═══ Text under study ═══

Our classification works well for visual quality, with the exception of two cases (2/3 level, spiky insertions and deletions, high weight variance, and low or spiky weight change). We have a large number and variety of datasets at our disposal for these two classes, but nevertheless, it is unclear to us what causes these inconsistencies in the performance of the tested algorithms. There might be a hidden correlation in these datasets and one or more additional features might be needed to separate these classes further.
While we do have a significant number of datasets at our disposal and hence can validate our claims with some certainty, we still might be observing some bias in our collection. We would hence like to construct, and evaluate on, synthetic datasets. Doing so is not trivial; creating datasets that avoid sampling biases and are representative of real-world datasets (for a suitable definition of “real-world”) is a challenging (but important) question in its own right in information visualization in particular and in data science in general.
To complement our quantitative evaluation it would naturally be of interest to evaluate the performance of treemapping algorithms in various usage scenarios through user studies. The two metrics we use for visual quality and stability are both perceptually salient according to studies performed in previous work. However, a study that evaluates the combination of and the trade-offs between visual quality and stability could deliver important insights as to where on the Pareto-front an optimal treemapping algorithm should lie.

═══

What to work on:
**1.** Reproduce the part of the passage on treemapping algorithms that opens with the words containing "To complement our" and closes with "algorithm should lie.".
**2.** According to the passage on treemapping algorithms, why would the authors like to construct and evaluate on synthetic datasets?
The records that follow the passage on treemapping algorithms are separate material and unrelated to it.

═══ Data excerpts ═══

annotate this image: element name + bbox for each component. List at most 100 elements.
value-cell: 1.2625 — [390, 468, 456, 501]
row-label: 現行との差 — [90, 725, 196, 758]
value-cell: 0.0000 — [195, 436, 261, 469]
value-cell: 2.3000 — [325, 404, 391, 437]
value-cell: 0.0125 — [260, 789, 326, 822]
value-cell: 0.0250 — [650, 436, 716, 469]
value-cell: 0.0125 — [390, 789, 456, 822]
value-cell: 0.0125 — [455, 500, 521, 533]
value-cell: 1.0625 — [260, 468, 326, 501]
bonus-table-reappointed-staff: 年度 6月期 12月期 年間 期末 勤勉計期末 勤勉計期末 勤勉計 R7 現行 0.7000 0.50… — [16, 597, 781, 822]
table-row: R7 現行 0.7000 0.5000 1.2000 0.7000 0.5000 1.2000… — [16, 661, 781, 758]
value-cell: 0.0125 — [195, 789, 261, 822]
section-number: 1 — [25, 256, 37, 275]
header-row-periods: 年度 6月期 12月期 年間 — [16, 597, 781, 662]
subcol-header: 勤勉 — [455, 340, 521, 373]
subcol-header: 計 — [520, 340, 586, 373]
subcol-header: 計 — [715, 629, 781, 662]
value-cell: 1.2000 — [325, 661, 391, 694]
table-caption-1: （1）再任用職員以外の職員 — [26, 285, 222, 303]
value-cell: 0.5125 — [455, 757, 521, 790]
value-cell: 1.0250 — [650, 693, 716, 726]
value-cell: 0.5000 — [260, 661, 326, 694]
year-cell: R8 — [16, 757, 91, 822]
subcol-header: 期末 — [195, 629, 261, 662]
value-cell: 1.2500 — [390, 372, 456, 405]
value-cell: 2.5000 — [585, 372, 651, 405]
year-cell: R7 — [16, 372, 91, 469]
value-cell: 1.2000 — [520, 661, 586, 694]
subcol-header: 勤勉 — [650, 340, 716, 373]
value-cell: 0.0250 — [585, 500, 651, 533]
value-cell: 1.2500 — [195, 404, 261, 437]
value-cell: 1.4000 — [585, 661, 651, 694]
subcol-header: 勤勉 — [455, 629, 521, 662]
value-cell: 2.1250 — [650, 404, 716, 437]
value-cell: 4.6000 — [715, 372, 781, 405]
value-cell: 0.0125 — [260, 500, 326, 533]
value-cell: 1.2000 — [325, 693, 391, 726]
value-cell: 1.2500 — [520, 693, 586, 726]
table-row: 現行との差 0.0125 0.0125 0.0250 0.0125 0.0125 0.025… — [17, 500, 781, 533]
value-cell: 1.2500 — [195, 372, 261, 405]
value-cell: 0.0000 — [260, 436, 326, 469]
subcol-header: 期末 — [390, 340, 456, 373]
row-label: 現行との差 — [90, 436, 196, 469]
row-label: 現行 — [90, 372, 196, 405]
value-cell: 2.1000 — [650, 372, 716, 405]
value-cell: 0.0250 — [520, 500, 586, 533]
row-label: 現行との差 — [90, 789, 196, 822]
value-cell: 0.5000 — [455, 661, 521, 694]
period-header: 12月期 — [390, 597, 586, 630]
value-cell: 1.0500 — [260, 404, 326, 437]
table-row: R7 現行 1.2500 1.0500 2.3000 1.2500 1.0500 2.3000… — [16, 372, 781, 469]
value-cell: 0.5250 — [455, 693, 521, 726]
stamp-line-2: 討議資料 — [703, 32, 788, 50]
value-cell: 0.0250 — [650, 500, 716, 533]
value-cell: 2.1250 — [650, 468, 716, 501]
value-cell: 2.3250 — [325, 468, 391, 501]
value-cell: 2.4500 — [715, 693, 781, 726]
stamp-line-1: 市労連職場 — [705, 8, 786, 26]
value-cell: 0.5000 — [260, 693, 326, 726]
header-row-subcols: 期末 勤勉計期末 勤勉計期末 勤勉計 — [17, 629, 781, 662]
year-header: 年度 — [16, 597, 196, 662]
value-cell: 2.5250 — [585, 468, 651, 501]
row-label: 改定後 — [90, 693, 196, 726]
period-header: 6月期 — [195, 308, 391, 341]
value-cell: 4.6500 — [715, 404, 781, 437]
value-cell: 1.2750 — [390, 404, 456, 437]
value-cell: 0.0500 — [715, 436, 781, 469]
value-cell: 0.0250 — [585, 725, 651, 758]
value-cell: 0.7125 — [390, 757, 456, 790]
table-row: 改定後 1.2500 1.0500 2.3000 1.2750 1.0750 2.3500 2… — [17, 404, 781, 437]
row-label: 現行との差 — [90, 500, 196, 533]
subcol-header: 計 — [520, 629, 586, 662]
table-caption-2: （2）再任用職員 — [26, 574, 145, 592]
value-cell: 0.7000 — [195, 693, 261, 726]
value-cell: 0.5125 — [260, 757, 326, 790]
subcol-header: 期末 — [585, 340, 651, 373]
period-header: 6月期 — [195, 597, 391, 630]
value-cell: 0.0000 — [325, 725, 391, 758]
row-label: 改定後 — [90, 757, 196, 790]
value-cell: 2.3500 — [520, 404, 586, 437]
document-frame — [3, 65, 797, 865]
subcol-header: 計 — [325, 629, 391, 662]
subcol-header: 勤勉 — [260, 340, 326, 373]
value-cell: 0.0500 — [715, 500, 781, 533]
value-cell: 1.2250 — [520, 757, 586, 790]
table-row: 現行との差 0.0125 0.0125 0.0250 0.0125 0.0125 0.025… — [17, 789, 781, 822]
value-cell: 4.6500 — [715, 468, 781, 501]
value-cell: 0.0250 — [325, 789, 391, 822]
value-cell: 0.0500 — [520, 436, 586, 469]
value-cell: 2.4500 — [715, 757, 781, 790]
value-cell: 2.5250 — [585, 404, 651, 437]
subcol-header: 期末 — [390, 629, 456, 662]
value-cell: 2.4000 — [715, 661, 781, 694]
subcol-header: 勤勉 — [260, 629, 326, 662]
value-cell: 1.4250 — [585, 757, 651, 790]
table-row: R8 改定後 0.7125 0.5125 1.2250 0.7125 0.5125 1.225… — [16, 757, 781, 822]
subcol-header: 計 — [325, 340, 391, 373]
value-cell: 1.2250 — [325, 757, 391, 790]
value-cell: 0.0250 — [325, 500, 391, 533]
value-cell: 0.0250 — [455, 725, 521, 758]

═══

Answers by item:
**1.**
To complement our quantitative evaluation it would naturally be of interest to evaluate the performance of treemapping algorithms in various usage scenarios through user studies. The two metrics we use for visual quality and stability are both perceptually salient according to studies performed in previous work. However, a study that evaluates the combination of and the trade-offs between visual quality and stability could deliver important insights as to where on the Pareto-front an optimal treemapping algorithm should lie.

**2.** Although they have a significant number of datasets at their disposal, the authors might still be observing some bias in their collection.